--- start of INPUT ---

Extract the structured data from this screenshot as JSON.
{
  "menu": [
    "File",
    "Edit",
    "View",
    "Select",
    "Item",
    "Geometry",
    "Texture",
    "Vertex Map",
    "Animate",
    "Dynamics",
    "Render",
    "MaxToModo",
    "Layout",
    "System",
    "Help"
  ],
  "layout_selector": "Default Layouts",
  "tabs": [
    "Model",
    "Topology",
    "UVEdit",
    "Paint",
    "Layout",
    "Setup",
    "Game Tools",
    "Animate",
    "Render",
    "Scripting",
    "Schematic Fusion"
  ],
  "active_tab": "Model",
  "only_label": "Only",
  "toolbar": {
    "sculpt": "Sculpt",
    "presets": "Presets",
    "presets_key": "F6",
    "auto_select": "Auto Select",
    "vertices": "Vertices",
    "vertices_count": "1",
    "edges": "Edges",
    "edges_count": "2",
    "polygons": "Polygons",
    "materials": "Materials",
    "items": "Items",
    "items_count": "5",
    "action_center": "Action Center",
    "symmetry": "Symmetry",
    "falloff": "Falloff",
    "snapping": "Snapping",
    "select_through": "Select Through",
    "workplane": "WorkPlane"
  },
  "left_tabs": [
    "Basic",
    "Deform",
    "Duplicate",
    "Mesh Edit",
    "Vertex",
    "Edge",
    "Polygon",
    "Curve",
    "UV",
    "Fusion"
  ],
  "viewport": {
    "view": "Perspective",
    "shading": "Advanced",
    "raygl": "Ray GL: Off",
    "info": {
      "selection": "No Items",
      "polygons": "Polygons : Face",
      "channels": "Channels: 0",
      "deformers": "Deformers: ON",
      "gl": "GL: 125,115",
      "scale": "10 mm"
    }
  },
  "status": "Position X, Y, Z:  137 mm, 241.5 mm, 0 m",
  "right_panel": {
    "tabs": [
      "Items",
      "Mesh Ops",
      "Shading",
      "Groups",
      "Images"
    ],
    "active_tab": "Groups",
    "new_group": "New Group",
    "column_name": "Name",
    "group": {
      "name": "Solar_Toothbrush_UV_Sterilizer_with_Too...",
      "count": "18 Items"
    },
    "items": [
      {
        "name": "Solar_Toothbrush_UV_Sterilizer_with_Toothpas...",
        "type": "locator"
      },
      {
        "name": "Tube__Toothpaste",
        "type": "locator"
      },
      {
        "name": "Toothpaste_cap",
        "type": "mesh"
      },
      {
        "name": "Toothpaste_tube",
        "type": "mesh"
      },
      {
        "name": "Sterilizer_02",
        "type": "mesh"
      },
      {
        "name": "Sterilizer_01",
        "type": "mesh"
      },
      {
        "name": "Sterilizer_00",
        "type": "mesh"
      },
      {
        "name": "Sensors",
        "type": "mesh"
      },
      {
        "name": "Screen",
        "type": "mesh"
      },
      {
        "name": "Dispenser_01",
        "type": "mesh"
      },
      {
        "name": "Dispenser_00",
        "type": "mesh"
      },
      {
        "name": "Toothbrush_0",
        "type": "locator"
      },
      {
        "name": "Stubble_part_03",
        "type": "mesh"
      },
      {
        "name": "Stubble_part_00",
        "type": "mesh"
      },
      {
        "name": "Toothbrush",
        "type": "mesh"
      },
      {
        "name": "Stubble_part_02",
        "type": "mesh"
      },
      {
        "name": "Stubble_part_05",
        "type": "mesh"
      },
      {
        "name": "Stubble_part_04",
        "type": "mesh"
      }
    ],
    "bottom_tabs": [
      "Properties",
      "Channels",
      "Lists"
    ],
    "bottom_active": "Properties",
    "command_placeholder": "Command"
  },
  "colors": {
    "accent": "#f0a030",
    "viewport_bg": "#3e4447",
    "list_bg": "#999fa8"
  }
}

--- end of INPUT ---

* _TASK REQUIREMENTS_:
Copy all the lines, exactly.

* _WORKED ANSWER_:
Extract the structured data from this screenshot as JSON.
{
  "menu": [
    "File",
    "Edit",
    "View",
    "Select",
    "Item",
    "Geometry",
    "Texture",
    "Vertex Map",
    "Animate",
    "Dynamics",
    "Render",
    "MaxToModo",
    "Layout",
    "System",
    "Help"
  ],
  "layout_selector": "Default Layouts",
  "tabs": [
    "Model",
    "Topology",
    "UVEdit",
    "Paint",
    "Layout",
    "Setup",
    "Game Tools",
    "Animate",
    "Render",
    "Scripting",
    "Schematic Fusion"
  ],
  "active_tab": "Model",
  "only_label": "Only",
  "toolbar": {
    "sculpt": "Sculpt",
    "presets": "Presets",
    "presets_key": "F6",
    "auto_select": "Auto Select",
    "vertices": "Vertices",
    "vertices_count": "1",
    "edges": "Edges",
    "edges_count": "2",
    "polygons": "Polygons",
    "materials": "Materials",
    "items": "Items",
    "items_count": "5",
    "action_center": "Action Center",
    "symmetry": "Symmetry",
    "falloff": "Falloff",
    "snapping": "Snapping",
    "select_through": "Select Through",
    "workplane": "WorkPlane"
  },
  "left_tabs": [
    "Basic",
    "Deform",
    "Duplicate",
    "Mesh Edit",
    "Vertex",
    "Edge",
    "Polygon",
    "Curve",
    "UV",
    "Fusion"
  ],
  "viewport": {
    "view": "Perspective",
    "shading": "Advanced",
    "raygl": "Ray GL: Off",
    "info": {
      "selection": "No Items",
      "polygons": "Polygons : Face",
      "channels": "Channels: 0",
      "deformers": "Deformers: ON",
      "gl": "GL: 125,115",
      "scale": "10 mm"
    }
  },
  "status": "Position X, Y, Z:  137 mm, 241.5 mm, 0 m",
  "right_panel": {
    "tabs": [
      "Items",
      "Mesh Ops",
      "Shading",
      "Groups",
      "Images"
    ],
    "active_tab": "Groups",
    "new_group": "New Group",
    "column_name": "Name",
    "group": {
      "name": "Solar_Toothbrush_UV_Sterilizer_with_Too...",
      "count": "18 Items"
    },
    "items": [
      {
        "name": "Solar_Toothbrush_UV_Sterilizer_with_Toothpas...",
        "type": "locator"
      },
      {
        "name": "Tube__Toothpaste",
        "type": "locator"
      },
      {
        "name": "Toothpaste_cap",
        "type": "mesh"
      },
      {
        "name": "Toothpaste_tube",
        "type": "mesh"
      },
      {
        "name": "Sterilizer_02",
        "type": "mesh"
      },
      {
        "name": "Sterilizer_01",
        "type": "mesh"
      },
      {
        "name": "Sterilizer_00",
        "type": "mesh"
      },
      {
        "name": "Sensors",
        "type": "mesh"
      },
      {
        "name": "Screen",
        "type": "mesh"
      },
      {
        "name": "Dispenser_01",
        "type": "mesh"
      },
      {
        "name": "Dispenser_00",
        "type": "mesh"
      },
      {
        "name": "Toothbrush_0",
        "type": "locator"
      },
      {
        "name": "Stubble_part_03",
        "type": "mesh"
      },
      {
        "name": "Stubble_part_00",
        "type": "mesh"
      },
      {
        "name": "Toothbrush",
        "type": "mesh"
      },
      {
        "name": "Stubble_part_02",
        "type": "mesh"
      },
      {
        "name": "Stubble_part_05",
        "type": "mesh"
      },
      {
        "name": "Stubble_part_04",
        "type": "mesh"
      }
    ],
    "bottom_tabs": [
      "Properties",
      "Channels",
      "Lists"
    ],
    "bottom_active": "Properties",
    "command_placeholder": "Command"
  },
  "colors": {
    "accent": "#f0a030",
    "viewport_bg": "#3e4447",
    "list_bg": "#999fa8"
  }
}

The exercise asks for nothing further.